Omit all images, then return the remaining material exactly as it stands.

════════════════════

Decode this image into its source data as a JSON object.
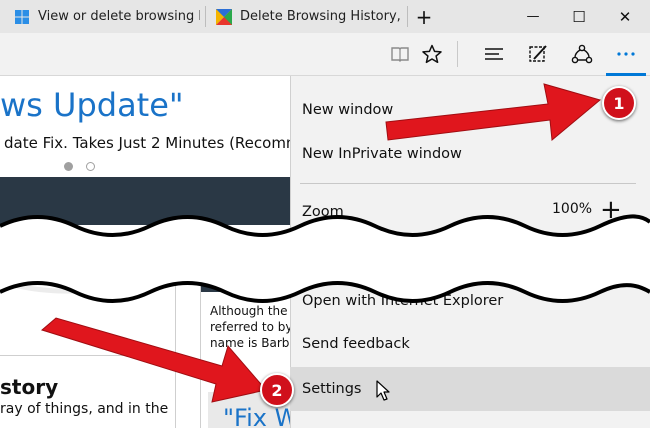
{
  "tabs": [
    {
      "label": "View or delete browsing his"
    },
    {
      "label": "Delete Browsing History, Co"
    }
  ],
  "window_controls": {
    "new_tab": "+",
    "minimize": "—",
    "maximize": "☐",
    "close": "✕"
  },
  "page": {
    "headline": "ws Update\"",
    "subline": "date Fix. Takes Just 2 Minutes (Recomm",
    "story_title": "story",
    "story_sub": "ray of things, and in the",
    "article_lines": [
      "Although the",
      "referred to by",
      "name is Barb"
    ],
    "fix_headline": "\"Fix Windows"
  },
  "menu": {
    "new_window": "New window",
    "new_inprivate": "New InPrivate window",
    "zoom_label": "Zoom",
    "zoom_value": "100%",
    "zoom_plus": "+",
    "open_ie": "Open with Internet Explorer",
    "send_feedback": "Send feedback",
    "settings": "Settings"
  },
  "annotations": {
    "step1": "1",
    "step2": "2"
  },
  "colors": {
    "accent": "#0078d7",
    "arrow_red": "#e0161d",
    "headline_blue": "#1a73c8"
  }
}
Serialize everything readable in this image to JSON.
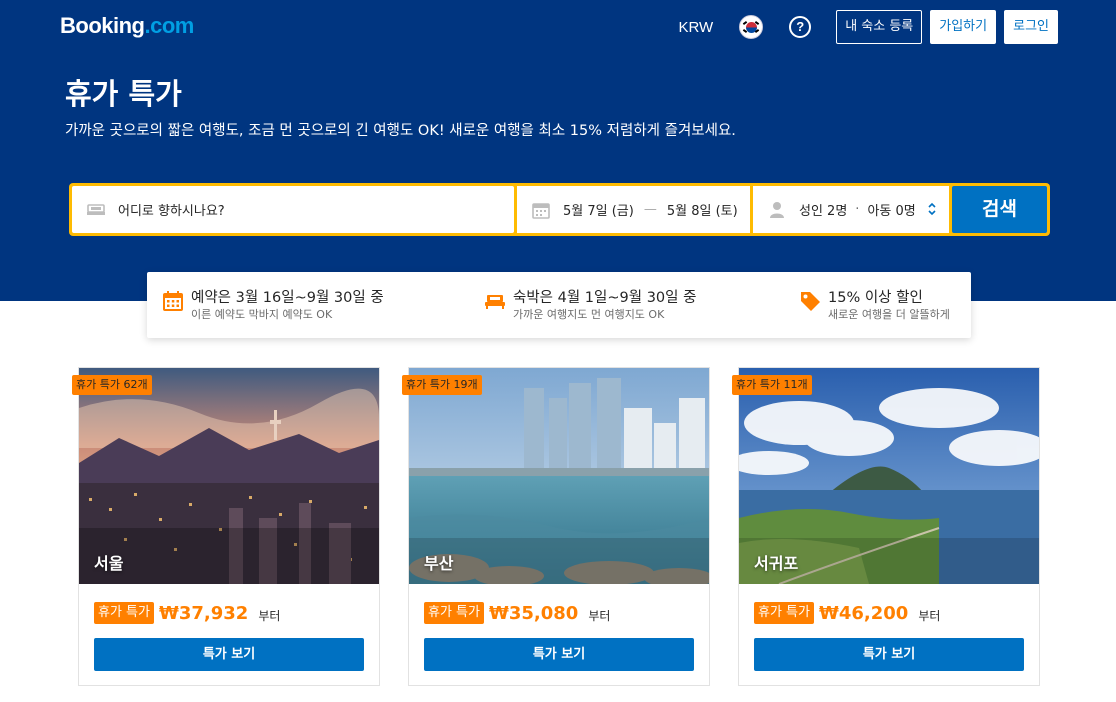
{
  "header": {
    "logo_text": "Booking",
    "logo_suffix": ".com",
    "currency": "KRW",
    "language_icon": "korea-flag-icon",
    "help_icon": "question-circle-icon",
    "list_property": "내 숙소 등록",
    "register": "가입하기",
    "sign_in": "로그인"
  },
  "hero": {
    "title": "휴가 특가",
    "subtitle": "가까운 곳으로의 짧은 여행도, 조금 먼 곳으로의 긴 여행도 OK! 새로운 여행을 최소 15% 저렴하게 즐겨보세요."
  },
  "search": {
    "destination_placeholder": "어디로 향하시나요?",
    "checkin": "5월 7일 (금)",
    "date_separator": "—",
    "checkout": "5월 8일 (토)",
    "adults": "성인 2명",
    "guest_separator": "·",
    "children": "아동 0명",
    "button": "검색"
  },
  "perks": [
    {
      "icon": "calendar-icon",
      "title": "예약은 3월 16일~9월 30일 중",
      "subtitle": "이른 예약도 막바지 예약도 OK"
    },
    {
      "icon": "bed-icon",
      "title": "숙박은 4월 1일~9월 30일 중",
      "subtitle": "가까운 여행지도 먼 여행지도 OK"
    },
    {
      "icon": "price-tag-icon",
      "title": "15% 이상 할인",
      "subtitle": "새로운 여행을 더 알뜰하게"
    }
  ],
  "cards": [
    {
      "badge": "휴가 특가 62개",
      "city": "서울",
      "deal_tag": "휴가 특가",
      "price": "₩37,932",
      "from": "부터",
      "button": "특가 보기"
    },
    {
      "badge": "휴가 특가 19개",
      "city": "부산",
      "deal_tag": "휴가 특가",
      "price": "₩35,080",
      "from": "부터",
      "button": "특가 보기"
    },
    {
      "badge": "휴가 특가 11개",
      "city": "서귀포",
      "deal_tag": "휴가 특가",
      "price": "₩46,200",
      "from": "부터",
      "button": "특가 보기"
    }
  ],
  "colors": {
    "brand_blue": "#003580",
    "action_blue": "#0071c2",
    "search_border": "#febb02",
    "deal_orange": "#ff8000"
  }
}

════════════════════

**ANSWER TO THIS TASK**
Decode this image into its source data as a JSON object.
{
  "tabs": [
    {
      "label": "View or delete browsing his"
    },
    {
      "label": "Delete Browsing History, Co"
    }
  ],
  "window_controls": {
    "new_tab": "+",
    "minimize": "—",
    "maximize": "☐",
    "close": "✕"
  },
  "page": {
    "headline": "ws Update\"",
    "subline": "date Fix. Takes Just 2 Minutes (Recomm",
    "story_title": "story",
    "story_sub": "ray of things, and in the",
    "article_lines": [
      "Although the",
      "referred to by",
      "name is Barb"
    ],
    "fix_headline": "\"Fix Windows"
  },
  "menu": {
    "new_window": "New window",
    "new_inprivate": "New InPrivate window",
    "zoom_label": "Zoom",
    "zoom_value": "100%",
    "zoom_plus": "+",
    "open_ie": "Open with Internet Explorer",
    "send_feedback": "Send feedback",
    "settings": "Settings"
  },
  "annotations": {
    "step1": "1",
    "step2": "2"
  },
  "colors": {
    "accent": "#0078d7",
    "arrow_red": "#e0161d",
    "headline_blue": "#1a73c8"
  }
}
Serialize everything readable in this image to JSON.
{
  "header": {
    "logo_text": "Booking",
    "logo_suffix": ".com",
    "currency": "KRW",
    "language_icon": "korea-flag-icon",
    "help_icon": "question-circle-icon",
    "list_property": "내 숙소 등록",
    "register": "가입하기",
    "sign_in": "로그인"
  },
  "hero": {
    "title": "휴가 특가",
    "subtitle": "가까운 곳으로의 짧은 여행도, 조금 먼 곳으로의 긴 여행도 OK! 새로운 여행을 최소 15% 저렴하게 즐겨보세요."
  },
  "search": {
    "destination_placeholder": "어디로 향하시나요?",
    "checkin": "5월 7일 (금)",
    "date_separator": "—",
    "checkout": "5월 8일 (토)",
    "adults": "성인 2명",
    "guest_separator": "·",
    "children": "아동 0명",
    "button": "검색"
  },
  "perks": [
    {
      "icon": "calendar-icon",
      "title": "예약은 3월 16일~9월 30일 중",
      "subtitle": "이른 예약도 막바지 예약도 OK"
    },
    {
      "icon": "bed-icon",
      "title": "숙박은 4월 1일~9월 30일 중",
      "subtitle": "가까운 여행지도 먼 여행지도 OK"
    },
    {
      "icon": "price-tag-icon",
      "title": "15% 이상 할인",
      "subtitle": "새로운 여행을 더 알뜰하게"
    }
  ],
  "cards": [
    {
      "badge": "휴가 특가 62개",
      "city": "서울",
      "deal_tag": "휴가 특가",
      "price": "₩37,932",
      "from": "부터",
      "button": "특가 보기"
    },
    {
      "badge": "휴가 특가 19개",
      "city": "부산",
      "deal_tag": "휴가 특가",
      "price": "₩35,080",
      "from": "부터",
      "button": "특가 보기"
    },
    {
      "badge": "휴가 특가 11개",
      "city": "서귀포",
      "deal_tag": "휴가 특가",
      "price": "₩46,200",
      "from": "부터",
      "button": "특가 보기"
    }
  ],
  "colors": {
    "brand_blue": "#003580",
    "action_blue": "#0071c2",
    "search_border": "#febb02",
    "deal_orange": "#ff8000"
  }
}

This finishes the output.